## 操作说明
请将列表中从包含“Bar <box>3 18 395 350</box>”的那一行到包含“Bar <box>313 288 323 296</box>”的那一行（首尾两行都算在内）重新写出，把其中的“Polygon shape”替换为“Polygon area”，其余内容一律不变。

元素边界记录
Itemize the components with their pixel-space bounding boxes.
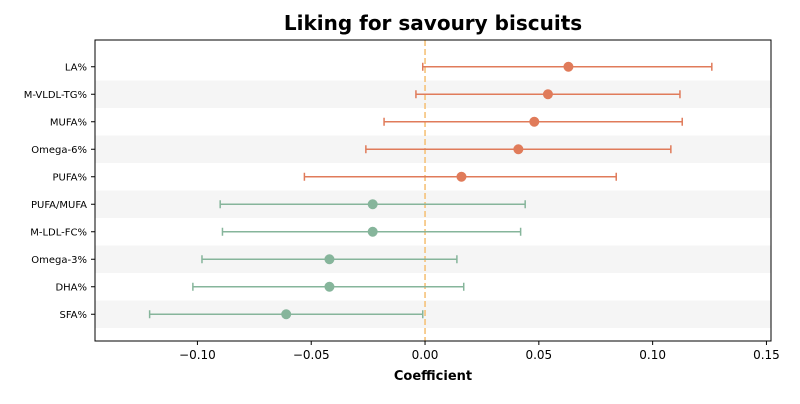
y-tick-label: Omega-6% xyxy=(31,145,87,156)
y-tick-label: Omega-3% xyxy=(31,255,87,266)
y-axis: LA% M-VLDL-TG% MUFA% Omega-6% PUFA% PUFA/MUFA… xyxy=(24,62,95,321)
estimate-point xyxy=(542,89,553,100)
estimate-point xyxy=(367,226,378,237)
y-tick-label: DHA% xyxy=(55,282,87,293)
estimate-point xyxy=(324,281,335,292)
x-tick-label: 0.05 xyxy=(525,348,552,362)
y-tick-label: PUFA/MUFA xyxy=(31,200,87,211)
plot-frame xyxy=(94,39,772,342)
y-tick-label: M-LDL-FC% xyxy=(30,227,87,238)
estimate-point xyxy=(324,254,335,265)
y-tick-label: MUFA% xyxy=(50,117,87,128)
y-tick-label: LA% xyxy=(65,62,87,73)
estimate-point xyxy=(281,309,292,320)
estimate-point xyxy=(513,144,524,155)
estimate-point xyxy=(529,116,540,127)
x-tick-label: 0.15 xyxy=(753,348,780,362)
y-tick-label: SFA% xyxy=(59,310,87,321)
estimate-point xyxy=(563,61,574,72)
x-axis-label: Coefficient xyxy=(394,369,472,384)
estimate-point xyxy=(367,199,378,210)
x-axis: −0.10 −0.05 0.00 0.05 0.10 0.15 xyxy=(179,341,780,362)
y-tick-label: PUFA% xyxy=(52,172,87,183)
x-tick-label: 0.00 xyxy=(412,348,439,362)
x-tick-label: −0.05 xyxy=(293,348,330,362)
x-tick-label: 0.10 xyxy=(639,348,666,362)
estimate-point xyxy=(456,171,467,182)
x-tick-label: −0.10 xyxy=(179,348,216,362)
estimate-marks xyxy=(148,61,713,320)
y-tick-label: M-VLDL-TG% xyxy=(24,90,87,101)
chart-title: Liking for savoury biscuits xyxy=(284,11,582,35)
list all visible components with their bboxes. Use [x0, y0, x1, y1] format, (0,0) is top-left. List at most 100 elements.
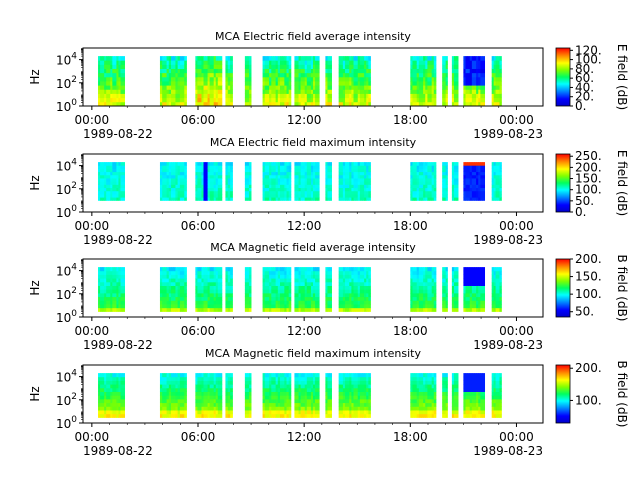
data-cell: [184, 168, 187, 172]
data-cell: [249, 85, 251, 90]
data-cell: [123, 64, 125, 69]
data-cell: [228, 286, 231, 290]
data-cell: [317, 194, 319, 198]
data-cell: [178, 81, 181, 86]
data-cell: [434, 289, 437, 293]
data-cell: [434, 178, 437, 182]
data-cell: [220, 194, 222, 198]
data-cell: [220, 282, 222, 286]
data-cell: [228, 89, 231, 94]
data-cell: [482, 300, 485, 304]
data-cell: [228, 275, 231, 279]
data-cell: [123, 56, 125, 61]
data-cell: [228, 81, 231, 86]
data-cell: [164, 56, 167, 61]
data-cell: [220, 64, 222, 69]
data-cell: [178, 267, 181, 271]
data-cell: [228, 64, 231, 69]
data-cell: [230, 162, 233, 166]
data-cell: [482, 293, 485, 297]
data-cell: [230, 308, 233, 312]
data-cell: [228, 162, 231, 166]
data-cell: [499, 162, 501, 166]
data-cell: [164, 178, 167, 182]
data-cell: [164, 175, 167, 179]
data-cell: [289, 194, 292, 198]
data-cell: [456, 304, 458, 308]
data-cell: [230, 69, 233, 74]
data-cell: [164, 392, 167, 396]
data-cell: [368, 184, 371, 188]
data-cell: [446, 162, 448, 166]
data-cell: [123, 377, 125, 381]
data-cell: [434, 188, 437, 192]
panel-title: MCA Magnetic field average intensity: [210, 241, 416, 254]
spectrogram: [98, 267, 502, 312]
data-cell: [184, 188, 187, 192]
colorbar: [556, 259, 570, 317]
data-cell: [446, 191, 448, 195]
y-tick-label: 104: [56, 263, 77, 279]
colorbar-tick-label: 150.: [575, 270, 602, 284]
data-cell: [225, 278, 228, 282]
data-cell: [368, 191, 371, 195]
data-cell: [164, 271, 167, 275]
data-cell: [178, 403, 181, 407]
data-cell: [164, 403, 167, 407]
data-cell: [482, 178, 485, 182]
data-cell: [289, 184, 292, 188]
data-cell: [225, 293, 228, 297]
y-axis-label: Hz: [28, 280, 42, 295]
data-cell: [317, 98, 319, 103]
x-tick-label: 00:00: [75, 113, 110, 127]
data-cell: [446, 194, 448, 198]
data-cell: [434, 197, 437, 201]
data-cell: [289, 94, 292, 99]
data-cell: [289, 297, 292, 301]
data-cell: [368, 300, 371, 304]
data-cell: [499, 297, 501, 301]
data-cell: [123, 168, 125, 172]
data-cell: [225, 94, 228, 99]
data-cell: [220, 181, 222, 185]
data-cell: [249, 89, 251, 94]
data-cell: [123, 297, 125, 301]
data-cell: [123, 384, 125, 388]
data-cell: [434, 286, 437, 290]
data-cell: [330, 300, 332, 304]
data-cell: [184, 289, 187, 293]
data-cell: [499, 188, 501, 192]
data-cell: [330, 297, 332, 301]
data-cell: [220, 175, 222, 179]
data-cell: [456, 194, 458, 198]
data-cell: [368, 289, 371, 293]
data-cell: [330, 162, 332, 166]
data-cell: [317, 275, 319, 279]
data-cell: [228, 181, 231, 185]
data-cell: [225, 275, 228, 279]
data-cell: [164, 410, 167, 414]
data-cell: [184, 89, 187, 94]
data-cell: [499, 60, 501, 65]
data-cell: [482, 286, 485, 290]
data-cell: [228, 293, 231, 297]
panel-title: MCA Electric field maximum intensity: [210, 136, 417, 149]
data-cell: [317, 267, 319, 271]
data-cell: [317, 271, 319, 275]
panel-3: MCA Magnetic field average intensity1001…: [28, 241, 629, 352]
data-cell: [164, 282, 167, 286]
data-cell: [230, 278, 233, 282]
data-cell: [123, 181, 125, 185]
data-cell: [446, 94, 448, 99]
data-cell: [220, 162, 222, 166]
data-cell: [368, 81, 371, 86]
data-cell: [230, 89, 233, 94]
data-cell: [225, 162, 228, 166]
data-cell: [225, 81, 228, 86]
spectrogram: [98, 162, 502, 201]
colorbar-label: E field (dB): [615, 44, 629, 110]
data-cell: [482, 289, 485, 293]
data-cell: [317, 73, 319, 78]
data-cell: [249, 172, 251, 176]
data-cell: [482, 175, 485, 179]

--

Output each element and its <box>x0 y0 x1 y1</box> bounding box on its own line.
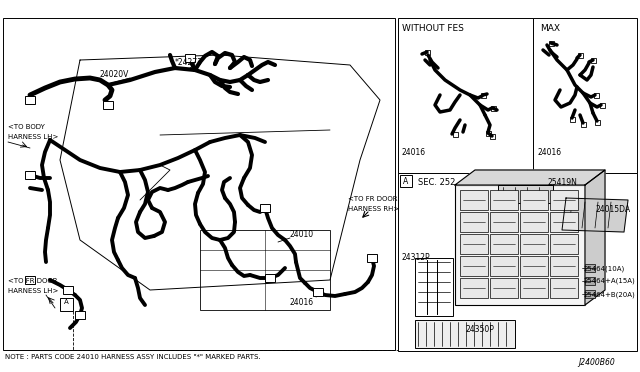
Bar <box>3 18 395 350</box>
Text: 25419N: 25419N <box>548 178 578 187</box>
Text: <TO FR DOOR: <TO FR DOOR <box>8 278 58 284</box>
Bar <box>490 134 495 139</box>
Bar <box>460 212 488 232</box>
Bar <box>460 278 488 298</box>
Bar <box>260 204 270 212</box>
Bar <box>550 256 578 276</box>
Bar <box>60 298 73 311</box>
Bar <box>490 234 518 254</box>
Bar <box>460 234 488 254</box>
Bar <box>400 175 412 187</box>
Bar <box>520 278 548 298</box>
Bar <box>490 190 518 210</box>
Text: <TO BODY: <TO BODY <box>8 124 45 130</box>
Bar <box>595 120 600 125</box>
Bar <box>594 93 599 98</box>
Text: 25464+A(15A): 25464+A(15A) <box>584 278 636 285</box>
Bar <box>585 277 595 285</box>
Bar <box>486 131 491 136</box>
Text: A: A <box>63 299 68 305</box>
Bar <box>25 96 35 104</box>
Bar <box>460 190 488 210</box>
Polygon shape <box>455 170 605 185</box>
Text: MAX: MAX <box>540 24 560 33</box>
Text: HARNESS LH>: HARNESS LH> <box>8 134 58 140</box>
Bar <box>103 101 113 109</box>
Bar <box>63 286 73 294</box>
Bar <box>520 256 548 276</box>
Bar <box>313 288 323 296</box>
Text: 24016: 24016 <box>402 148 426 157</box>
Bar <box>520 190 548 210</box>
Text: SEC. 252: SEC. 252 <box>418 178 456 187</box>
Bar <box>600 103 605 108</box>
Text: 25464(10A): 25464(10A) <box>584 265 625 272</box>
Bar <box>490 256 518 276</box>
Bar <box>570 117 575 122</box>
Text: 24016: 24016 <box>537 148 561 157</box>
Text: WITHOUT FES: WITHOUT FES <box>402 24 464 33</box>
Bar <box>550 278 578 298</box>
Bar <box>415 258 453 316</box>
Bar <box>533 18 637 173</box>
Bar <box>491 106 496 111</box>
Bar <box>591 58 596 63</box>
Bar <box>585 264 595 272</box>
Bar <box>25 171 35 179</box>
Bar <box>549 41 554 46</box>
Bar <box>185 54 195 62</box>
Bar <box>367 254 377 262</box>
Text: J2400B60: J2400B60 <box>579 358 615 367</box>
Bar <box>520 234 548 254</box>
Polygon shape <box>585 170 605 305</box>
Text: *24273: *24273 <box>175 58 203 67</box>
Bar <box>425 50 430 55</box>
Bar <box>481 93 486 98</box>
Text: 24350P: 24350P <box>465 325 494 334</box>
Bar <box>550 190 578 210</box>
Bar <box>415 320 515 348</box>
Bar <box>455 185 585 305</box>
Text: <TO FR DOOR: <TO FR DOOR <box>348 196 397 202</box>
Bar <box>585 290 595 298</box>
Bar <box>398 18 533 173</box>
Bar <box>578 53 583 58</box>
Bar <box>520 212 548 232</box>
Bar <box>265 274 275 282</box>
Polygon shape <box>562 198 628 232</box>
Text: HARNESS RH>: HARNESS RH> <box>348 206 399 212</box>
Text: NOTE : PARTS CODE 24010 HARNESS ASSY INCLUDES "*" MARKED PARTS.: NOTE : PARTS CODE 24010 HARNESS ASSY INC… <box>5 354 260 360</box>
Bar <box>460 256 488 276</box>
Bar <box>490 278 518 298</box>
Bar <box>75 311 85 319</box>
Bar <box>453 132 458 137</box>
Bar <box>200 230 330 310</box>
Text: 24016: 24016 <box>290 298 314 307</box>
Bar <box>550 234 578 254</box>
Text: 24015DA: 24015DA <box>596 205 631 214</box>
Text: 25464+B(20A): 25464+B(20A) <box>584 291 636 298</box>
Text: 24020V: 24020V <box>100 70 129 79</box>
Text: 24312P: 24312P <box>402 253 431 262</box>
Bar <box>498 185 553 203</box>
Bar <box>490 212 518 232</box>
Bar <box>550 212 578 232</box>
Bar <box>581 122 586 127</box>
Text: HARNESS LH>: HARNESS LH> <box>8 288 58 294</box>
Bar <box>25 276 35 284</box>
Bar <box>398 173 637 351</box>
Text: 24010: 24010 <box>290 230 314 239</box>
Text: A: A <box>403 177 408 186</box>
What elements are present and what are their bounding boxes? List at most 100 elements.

## 最终答案
Bar <box>3 18 395 350</box>
Text: 25419N: 25419N <box>548 178 578 187</box>
Text: <TO FR DOOR: <TO FR DOOR <box>8 278 58 284</box>
Bar <box>490 134 495 139</box>
Bar <box>460 212 488 232</box>
Bar <box>460 278 488 298</box>
Bar <box>260 204 270 212</box>
Bar <box>550 256 578 276</box>
Bar <box>60 298 73 311</box>
Bar <box>490 234 518 254</box>
Bar <box>460 234 488 254</box>
Bar <box>400 175 412 187</box>
Bar <box>520 278 548 298</box>
Bar <box>490 190 518 210</box>
Text: <TO BODY: <TO BODY <box>8 124 45 130</box>
Bar <box>595 120 600 125</box>
Bar <box>594 93 599 98</box>
Text: 25464+A(15A): 25464+A(15A) <box>584 278 636 285</box>
Bar <box>585 277 595 285</box>
Bar <box>486 131 491 136</box>
Text: A: A <box>63 299 68 305</box>
Bar <box>25 96 35 104</box>
Bar <box>460 190 488 210</box>
Polygon area <box>455 170 605 185</box>
Text: MAX: MAX <box>540 24 560 33</box>
Text: HARNESS LH>: HARNESS LH> <box>8 134 58 140</box>
Bar <box>103 101 113 109</box>
Bar <box>63 286 73 294</box>
Bar <box>520 256 548 276</box>
Bar <box>313 288 323 296</box>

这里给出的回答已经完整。